Text section START

When playing tug of war, and one side is aiming to win, the other side is simply trying to “stand their ground” …. the guys standing their ground will lose, every single time.
Its time we start pulling ourselves, with the goal of winning.
otomo says
Yup!
Laurie says
Personally, I only review things I like anyway – I figure, if I don’t like something, I’m just not the right audience for it. So that’s an easy one for me. I suspect that’s the way a lot of conservatives feel, too.
I truly believe in Terry Pratchett’s line, Let there be Ten Thousand Voices. Apparently thinking that makes me, makes all of us, extremists of some kind.
V.R. Konner says
Case in point, your article on Dangerous about the comic guy who got banned from the comic store, and someone makes a comment of “Well, at least now he has a better chance of getting a girlfriend.”
Shit like that doesn’t help.
Amaryllis says
This isn’t just a problem with ‘right wing art,’ it’s an issue with the Right in general. When someone on the Left screws up, assuming that person is still useful/loyal to the movement, then they circle the wagons and ride out the storm (see: Joy Ann Reid and the saga of the time traveling Russian hackers that made homophobic posts on her site under her name). When it comes to the Right, it doesn’t even need to be a big thing. It can be that you made a racist joke in a IRC chat once in 2003, exclusively among friends, and to a friend who was of that race, and in on the joke. You’re still getting disinvited from the RNC, booted off Fox News, and ‘allies’ like Ben Shapiro and the NR crew will publicly mock you. I think it’s just a remnant of wanting to be liked by the mainstream (e.g. the Left), and for some, maybe a little bit of secretly, subconsciously suspecting that the Left is right about your side.

Text section END
Extracted information START

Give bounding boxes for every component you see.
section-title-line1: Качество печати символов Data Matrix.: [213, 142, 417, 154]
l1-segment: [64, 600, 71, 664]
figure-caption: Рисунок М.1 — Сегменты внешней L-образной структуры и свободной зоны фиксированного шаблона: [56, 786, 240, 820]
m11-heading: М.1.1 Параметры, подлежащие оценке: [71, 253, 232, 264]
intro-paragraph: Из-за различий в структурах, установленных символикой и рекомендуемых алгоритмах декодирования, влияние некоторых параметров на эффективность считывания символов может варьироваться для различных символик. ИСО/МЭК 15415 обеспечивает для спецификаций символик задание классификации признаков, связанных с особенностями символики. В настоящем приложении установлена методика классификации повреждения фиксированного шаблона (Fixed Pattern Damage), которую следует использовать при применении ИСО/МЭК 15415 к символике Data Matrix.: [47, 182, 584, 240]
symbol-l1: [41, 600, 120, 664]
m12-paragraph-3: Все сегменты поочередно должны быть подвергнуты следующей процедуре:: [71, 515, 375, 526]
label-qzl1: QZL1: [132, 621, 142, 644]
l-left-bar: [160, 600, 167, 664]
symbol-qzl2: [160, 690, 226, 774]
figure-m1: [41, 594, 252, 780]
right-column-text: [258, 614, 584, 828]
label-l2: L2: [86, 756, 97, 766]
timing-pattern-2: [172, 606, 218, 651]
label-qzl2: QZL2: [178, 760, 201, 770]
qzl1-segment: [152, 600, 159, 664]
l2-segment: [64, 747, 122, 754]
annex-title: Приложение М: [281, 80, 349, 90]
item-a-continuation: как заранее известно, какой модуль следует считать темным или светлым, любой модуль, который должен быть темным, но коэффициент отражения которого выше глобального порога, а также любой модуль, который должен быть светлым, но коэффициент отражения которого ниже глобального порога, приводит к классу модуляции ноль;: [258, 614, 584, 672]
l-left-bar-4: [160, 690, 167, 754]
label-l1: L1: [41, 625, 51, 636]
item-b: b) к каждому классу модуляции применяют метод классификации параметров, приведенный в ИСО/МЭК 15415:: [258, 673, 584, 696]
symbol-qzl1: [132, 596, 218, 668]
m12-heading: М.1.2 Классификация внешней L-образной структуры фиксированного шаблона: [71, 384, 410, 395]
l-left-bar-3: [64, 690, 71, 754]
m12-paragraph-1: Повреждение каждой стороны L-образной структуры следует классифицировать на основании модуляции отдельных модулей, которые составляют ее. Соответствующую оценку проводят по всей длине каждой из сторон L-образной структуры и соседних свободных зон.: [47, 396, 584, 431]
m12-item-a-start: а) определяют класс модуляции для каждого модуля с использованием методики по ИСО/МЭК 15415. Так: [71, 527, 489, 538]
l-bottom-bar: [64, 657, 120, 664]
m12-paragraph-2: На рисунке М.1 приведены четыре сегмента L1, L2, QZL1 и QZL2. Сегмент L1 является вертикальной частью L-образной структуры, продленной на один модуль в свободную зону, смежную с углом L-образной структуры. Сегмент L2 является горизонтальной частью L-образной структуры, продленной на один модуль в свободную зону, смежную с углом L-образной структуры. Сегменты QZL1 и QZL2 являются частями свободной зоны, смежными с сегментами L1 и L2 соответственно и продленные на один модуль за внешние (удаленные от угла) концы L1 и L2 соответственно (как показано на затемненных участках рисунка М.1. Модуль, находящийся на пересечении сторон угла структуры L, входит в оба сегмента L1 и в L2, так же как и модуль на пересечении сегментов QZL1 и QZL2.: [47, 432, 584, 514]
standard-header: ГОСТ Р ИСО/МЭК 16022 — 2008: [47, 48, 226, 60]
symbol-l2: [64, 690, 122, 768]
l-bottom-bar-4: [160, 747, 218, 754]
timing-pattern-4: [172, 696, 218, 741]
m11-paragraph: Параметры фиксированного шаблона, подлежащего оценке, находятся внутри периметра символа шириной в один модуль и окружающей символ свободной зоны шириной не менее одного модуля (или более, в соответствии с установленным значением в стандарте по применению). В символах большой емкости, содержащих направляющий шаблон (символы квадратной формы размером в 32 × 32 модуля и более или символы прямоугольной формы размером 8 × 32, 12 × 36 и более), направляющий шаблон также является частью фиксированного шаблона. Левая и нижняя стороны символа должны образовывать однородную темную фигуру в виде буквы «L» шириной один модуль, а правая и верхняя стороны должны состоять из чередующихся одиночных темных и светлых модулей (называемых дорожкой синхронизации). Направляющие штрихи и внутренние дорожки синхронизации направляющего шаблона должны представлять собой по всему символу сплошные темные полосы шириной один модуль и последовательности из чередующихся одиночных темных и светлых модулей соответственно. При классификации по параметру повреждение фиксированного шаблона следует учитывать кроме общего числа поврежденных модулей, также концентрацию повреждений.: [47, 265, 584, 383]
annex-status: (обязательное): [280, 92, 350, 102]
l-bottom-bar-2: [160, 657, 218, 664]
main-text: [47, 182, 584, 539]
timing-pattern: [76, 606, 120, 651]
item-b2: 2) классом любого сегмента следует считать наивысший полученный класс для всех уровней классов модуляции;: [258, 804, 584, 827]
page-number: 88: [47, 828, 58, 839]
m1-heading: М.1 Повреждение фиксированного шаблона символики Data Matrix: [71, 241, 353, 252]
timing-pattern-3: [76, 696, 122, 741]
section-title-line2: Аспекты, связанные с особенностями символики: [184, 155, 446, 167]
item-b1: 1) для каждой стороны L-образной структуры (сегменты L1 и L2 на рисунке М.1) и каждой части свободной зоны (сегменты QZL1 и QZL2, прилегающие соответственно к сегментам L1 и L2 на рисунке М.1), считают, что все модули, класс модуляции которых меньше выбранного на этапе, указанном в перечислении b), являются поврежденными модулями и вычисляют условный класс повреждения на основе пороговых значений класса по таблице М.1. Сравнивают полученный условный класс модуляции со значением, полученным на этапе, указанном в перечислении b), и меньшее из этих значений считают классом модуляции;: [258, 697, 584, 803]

Extracted information END

• **Check your understanding**:
a – According to the comment thread, how often does the tug-of-war side that is only "standing their ground" lose?
b – List every commenter name that appears immediately before the word "says" in the comment thread.

• **Per-task outputs**:
a – Every single time.

b – otomo, Laurie, V.R. Konner, Amaryllis